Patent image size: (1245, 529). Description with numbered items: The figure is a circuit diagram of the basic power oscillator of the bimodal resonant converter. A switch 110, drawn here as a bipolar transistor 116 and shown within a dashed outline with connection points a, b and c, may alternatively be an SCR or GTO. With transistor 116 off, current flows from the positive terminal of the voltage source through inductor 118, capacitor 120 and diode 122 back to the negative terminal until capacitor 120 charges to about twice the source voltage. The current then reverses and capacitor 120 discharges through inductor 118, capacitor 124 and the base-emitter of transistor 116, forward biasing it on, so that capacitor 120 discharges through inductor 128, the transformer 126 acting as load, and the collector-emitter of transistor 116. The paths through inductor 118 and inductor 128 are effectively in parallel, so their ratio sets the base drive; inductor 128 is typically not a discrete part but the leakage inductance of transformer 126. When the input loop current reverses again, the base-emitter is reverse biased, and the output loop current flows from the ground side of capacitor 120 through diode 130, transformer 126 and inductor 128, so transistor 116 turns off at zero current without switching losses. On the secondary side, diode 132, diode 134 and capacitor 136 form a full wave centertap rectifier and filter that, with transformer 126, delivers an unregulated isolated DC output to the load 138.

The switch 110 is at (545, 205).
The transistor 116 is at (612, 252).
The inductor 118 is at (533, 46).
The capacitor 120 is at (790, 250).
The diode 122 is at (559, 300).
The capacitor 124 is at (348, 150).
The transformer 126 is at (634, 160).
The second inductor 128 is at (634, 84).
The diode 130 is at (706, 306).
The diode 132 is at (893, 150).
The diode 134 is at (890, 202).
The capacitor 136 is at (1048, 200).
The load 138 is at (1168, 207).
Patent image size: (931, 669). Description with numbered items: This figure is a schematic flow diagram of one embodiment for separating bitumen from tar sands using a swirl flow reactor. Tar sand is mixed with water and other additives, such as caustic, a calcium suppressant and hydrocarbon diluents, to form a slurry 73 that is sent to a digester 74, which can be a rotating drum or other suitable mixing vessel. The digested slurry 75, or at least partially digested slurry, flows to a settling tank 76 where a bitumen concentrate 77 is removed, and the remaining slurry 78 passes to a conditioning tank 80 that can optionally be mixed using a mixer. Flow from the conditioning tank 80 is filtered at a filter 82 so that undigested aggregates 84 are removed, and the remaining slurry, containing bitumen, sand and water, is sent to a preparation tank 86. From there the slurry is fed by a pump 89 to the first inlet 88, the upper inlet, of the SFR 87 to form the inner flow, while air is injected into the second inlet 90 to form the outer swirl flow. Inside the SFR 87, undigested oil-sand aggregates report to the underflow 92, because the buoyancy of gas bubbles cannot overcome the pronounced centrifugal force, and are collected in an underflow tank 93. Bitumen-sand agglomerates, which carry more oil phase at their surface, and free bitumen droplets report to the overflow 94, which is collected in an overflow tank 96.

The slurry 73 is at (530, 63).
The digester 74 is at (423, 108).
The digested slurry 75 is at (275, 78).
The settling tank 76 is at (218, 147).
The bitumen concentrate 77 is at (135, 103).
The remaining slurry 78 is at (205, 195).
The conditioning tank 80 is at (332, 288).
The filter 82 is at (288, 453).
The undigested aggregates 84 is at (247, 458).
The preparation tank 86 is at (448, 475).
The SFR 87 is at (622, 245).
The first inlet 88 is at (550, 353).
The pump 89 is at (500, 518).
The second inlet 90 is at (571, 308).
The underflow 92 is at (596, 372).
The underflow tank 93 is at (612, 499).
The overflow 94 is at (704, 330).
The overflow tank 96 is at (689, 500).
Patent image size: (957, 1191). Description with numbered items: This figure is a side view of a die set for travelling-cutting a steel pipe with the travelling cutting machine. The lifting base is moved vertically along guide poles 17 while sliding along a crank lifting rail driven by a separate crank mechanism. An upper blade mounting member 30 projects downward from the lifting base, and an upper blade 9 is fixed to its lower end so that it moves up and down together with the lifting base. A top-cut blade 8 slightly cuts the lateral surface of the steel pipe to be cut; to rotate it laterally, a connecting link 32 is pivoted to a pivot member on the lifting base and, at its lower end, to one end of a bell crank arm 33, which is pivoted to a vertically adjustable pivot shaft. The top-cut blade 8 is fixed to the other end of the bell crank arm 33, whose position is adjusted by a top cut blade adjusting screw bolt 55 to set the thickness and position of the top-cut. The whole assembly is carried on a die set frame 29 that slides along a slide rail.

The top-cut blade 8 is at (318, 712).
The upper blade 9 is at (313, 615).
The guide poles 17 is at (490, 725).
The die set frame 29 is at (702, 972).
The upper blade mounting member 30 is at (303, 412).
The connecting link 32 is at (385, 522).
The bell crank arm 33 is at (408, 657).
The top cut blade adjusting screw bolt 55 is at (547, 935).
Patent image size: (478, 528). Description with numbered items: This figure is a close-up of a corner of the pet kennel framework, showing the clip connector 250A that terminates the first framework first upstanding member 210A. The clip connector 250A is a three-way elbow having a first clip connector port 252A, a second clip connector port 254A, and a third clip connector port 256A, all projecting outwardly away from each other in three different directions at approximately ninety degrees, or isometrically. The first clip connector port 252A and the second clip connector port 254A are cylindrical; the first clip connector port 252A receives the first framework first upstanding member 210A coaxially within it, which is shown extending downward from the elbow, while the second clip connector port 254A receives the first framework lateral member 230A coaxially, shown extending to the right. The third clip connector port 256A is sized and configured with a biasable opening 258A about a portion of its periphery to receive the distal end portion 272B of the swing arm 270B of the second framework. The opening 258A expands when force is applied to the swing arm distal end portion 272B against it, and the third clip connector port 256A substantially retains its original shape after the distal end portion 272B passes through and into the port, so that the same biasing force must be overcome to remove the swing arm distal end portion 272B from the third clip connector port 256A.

## Set task
Copy out the material word for word, starting with the line containing "Patent image size: (931, 669)." and continuing through the line containing "The conditioning tank 80 is at (332, 288).", both ends included.

## Result of the exercise
Patent image size: (931, 669). Description with numbered items: This figure is a schematic flow diagram of one embodiment for separating bitumen from tar sands using a swirl flow reactor. Tar sand is mixed with water and other additives, such as caustic, a calcium suppressant and hydrocarbon diluents, to form a slurry 73 that is sent to a digester 74, which can be a rotating drum or other suitable mixing vessel. The digested slurry 75, or at least partially digested slurry, flows to a settling tank 76 where a bitumen concentrate 77 is removed, and the remaining slurry 78 passes to a conditioning tank 80 that can optionally be mixed using a mixer. Flow from the conditioning tank 80 is filtered at a filter 82 so that undigested aggregates 84 are removed, and the remaining slurry, containing bitumen, sand and water, is sent to a preparation tank 86. From there the slurry is fed by a pump 89 to the first inlet 88, the upper inlet, of the SFR 87 to form the inner flow, while air is injected into the second inlet 90 to form the outer swirl flow. Inside the SFR 87, undigested oil-sand aggregates report to the underflow 92, because the buoyancy of gas bubbles cannot overcome the pronounced centrifugal force, and are collected in an underflow tank 93. Bitumen-sand agglomerates, which carry more oil phase at their surface, and free bitumen droplets report to the overflow 94, which is collected in an overflow tank 96.

The slurry 73 is at (530, 63).
The digester 74 is at (423, 108).
The digested slurry 75 is at (275, 78).
The settling tank 76 is at (218, 147).
The bitumen concentrate 77 is at (135, 103).
The remaining slurry 78 is at (205, 195).
The conditioning tank 80 is at (332, 288).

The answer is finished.